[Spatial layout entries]
------------------------------------------------
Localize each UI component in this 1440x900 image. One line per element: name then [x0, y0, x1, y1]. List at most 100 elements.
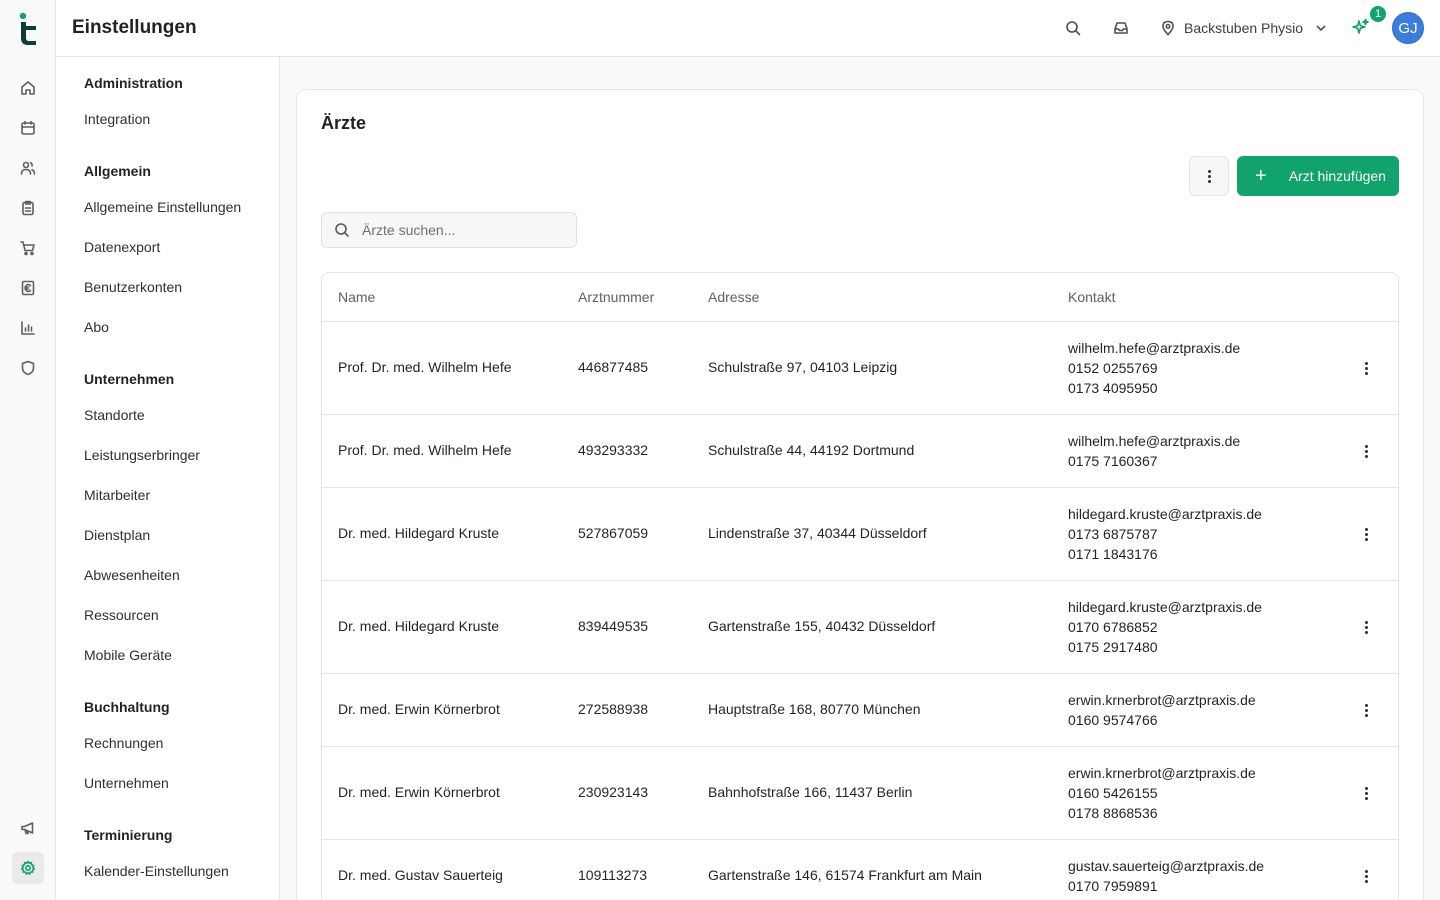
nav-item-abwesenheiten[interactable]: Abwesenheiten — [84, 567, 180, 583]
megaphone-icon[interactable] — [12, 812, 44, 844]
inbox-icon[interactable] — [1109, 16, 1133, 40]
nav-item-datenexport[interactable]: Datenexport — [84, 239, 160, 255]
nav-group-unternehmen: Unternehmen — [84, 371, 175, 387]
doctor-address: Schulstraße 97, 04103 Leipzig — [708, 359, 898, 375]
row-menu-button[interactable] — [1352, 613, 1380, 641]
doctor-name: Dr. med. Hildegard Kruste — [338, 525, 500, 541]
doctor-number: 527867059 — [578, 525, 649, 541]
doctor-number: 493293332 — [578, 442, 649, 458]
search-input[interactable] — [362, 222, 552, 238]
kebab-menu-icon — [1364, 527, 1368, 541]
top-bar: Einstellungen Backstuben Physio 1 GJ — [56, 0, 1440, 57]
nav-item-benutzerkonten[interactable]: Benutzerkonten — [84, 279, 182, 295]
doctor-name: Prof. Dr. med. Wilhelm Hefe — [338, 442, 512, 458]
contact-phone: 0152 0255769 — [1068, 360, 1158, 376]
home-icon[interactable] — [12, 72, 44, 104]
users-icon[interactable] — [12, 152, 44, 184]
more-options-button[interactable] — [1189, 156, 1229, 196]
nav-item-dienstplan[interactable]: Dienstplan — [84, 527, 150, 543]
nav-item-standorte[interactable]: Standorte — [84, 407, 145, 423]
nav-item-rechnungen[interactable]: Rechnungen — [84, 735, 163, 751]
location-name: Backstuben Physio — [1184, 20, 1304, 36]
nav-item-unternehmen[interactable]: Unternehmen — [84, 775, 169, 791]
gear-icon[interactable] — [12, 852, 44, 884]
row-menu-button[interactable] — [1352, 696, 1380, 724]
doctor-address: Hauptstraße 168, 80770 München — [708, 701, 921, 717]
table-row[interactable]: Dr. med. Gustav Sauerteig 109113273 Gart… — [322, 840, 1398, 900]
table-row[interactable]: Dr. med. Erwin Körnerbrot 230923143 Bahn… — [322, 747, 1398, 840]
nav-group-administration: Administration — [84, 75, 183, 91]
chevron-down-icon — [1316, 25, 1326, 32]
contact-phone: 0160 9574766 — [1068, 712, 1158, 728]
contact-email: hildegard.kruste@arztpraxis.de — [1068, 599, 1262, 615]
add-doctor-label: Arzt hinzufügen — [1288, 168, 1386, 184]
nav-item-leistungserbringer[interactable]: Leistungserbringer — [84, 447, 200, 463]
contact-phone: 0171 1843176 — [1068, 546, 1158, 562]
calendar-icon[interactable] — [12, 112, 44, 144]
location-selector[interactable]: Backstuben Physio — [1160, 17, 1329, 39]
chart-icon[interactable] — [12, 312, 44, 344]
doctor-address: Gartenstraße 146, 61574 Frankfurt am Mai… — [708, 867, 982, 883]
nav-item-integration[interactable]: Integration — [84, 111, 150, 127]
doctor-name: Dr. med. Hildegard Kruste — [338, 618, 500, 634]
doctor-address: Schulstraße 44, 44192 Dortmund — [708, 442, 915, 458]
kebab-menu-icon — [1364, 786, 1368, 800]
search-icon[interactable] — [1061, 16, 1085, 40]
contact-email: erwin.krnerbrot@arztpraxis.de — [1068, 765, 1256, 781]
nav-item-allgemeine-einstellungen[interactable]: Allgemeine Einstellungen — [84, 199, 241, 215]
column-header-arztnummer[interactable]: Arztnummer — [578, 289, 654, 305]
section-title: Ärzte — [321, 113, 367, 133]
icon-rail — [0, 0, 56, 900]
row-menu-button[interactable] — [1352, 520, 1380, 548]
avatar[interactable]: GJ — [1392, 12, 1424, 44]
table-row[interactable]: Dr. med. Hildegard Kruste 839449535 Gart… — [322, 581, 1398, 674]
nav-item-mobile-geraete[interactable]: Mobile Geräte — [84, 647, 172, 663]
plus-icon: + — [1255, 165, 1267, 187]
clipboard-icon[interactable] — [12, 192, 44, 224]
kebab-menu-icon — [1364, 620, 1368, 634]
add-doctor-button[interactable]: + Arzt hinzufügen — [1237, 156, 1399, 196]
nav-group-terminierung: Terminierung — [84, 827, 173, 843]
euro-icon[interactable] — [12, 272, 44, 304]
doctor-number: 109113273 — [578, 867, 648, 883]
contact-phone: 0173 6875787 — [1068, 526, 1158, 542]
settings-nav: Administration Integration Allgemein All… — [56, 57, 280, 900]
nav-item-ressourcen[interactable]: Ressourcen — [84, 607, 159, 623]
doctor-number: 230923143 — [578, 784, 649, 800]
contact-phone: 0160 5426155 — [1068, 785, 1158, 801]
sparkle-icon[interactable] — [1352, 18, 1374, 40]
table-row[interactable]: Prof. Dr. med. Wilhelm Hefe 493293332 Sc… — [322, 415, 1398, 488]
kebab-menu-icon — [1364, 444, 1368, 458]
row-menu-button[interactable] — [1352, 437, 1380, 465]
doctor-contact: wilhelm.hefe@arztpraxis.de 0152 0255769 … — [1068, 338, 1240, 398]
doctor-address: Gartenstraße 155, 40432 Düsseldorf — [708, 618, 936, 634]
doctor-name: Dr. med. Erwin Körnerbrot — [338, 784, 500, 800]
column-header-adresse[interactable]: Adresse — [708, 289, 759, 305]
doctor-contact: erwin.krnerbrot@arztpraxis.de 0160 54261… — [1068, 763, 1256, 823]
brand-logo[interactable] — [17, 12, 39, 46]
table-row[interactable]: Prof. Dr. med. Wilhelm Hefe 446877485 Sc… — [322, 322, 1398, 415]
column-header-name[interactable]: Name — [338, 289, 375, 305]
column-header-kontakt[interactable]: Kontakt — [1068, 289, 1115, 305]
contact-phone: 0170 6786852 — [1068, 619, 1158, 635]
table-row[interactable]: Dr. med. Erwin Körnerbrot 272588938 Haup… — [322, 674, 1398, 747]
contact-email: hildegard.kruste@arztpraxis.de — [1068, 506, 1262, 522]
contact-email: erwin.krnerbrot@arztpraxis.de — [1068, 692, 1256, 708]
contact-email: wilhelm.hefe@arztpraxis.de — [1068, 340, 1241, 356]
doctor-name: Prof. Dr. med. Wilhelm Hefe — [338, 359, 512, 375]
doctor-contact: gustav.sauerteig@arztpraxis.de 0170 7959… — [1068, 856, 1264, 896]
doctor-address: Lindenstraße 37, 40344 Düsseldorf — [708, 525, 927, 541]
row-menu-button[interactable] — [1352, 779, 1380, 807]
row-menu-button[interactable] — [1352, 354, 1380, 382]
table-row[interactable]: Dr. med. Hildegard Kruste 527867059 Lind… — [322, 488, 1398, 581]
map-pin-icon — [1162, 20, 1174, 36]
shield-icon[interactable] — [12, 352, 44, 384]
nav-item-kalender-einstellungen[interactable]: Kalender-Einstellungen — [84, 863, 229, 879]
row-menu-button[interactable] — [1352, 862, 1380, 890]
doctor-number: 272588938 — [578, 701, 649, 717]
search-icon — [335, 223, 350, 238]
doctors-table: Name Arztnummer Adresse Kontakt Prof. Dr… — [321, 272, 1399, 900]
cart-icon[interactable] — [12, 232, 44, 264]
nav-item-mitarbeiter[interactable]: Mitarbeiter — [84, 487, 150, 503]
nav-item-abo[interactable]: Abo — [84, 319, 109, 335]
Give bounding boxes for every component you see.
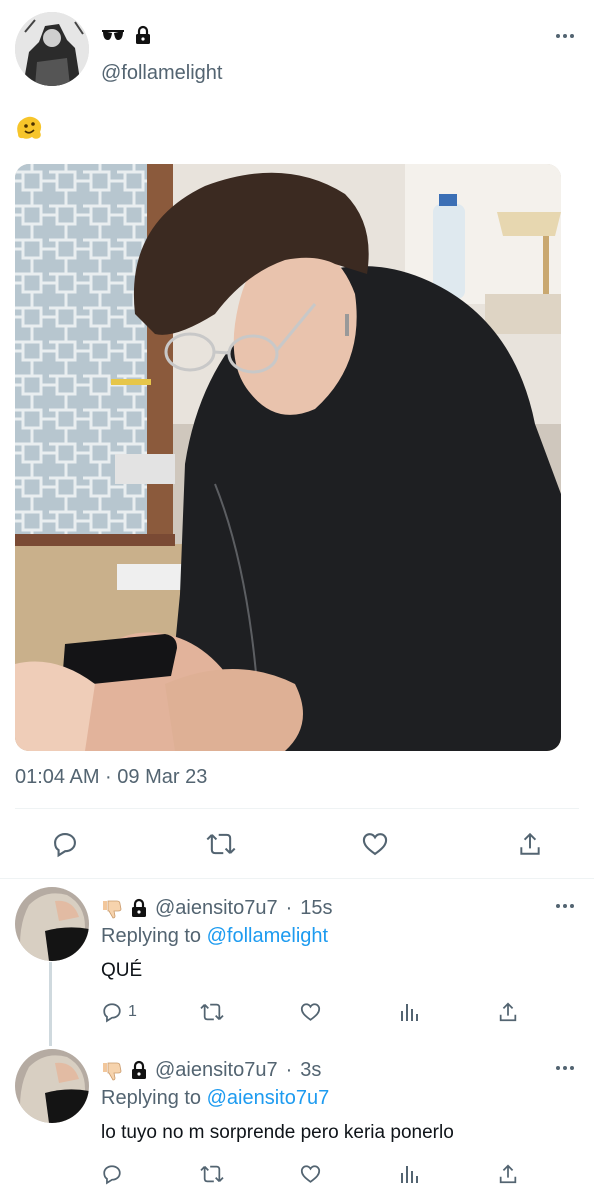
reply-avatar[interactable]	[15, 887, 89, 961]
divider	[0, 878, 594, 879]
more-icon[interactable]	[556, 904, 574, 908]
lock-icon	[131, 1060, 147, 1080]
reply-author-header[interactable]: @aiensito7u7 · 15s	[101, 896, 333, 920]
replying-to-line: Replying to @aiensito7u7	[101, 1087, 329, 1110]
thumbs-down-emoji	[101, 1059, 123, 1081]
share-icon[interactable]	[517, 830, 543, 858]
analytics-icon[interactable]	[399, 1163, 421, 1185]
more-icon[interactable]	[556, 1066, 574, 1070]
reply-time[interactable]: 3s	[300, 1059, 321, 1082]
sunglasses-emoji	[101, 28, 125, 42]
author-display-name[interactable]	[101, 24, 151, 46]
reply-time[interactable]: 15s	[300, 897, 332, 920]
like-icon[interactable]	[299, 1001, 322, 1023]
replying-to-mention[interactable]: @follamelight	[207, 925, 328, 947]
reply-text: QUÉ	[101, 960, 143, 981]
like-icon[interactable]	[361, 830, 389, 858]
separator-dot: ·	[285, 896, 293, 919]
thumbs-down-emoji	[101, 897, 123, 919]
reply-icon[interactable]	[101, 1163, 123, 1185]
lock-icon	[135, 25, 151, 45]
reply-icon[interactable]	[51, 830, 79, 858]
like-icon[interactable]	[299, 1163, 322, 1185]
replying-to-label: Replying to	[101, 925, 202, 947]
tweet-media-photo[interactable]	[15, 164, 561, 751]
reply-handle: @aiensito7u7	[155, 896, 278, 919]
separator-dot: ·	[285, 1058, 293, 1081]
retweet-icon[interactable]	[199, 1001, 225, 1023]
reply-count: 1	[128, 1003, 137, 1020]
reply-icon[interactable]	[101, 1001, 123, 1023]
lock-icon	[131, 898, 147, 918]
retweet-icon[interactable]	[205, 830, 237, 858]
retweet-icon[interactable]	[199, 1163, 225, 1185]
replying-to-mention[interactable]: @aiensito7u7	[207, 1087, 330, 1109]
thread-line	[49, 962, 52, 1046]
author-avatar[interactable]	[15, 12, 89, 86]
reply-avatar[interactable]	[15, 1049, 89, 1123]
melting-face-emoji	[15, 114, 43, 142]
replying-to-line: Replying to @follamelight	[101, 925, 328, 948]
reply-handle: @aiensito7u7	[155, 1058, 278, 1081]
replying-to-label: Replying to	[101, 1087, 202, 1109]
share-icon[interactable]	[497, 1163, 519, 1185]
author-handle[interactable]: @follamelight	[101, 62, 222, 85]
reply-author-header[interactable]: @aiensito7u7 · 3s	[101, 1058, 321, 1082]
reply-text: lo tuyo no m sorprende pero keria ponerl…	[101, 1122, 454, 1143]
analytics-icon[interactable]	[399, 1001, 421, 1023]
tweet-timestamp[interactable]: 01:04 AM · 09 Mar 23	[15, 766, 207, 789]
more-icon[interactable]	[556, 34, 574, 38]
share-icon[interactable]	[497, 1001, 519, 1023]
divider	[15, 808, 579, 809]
------------------------------------------------
Rewrite the lines starting at the one containing "887, 89, 961]" and ending at the one containing "960, 143, 981]" as a numbered list, omitting any blank lines.

1. reply-avatar[interactable]	[15, 887, 89, 961]
2. divider	[0, 878, 594, 879]
3. more-icon[interactable]	[556, 904, 574, 908]
4. lock-icon	[131, 1060, 147, 1080]
5. reply-author-header[interactable]: @aiensito7u7 · 15s	[101, 896, 333, 920]
6. replying-to-line: Replying to @aiensito7u7	[101, 1087, 329, 1110]
7. thumbs-down-emoji	[101, 1059, 123, 1081]
8. share-icon[interactable]	[517, 830, 543, 858]
9. analytics-icon[interactable]	[399, 1163, 421, 1185]
10. more-icon[interactable]	[556, 1066, 574, 1070]
11. reply-time[interactable]: 3s	[300, 1059, 321, 1082]
12. sunglasses-emoji	[101, 28, 125, 42]
13. author-display-name[interactable]	[101, 24, 151, 46]
14. reply-time[interactable]: 15s	[300, 897, 332, 920]
15. like-icon[interactable]	[299, 1001, 322, 1023]
16. replying-to-mention[interactable]: @follamelight	[207, 925, 328, 947]
17. reply-text: QUÉ	[101, 960, 143, 981]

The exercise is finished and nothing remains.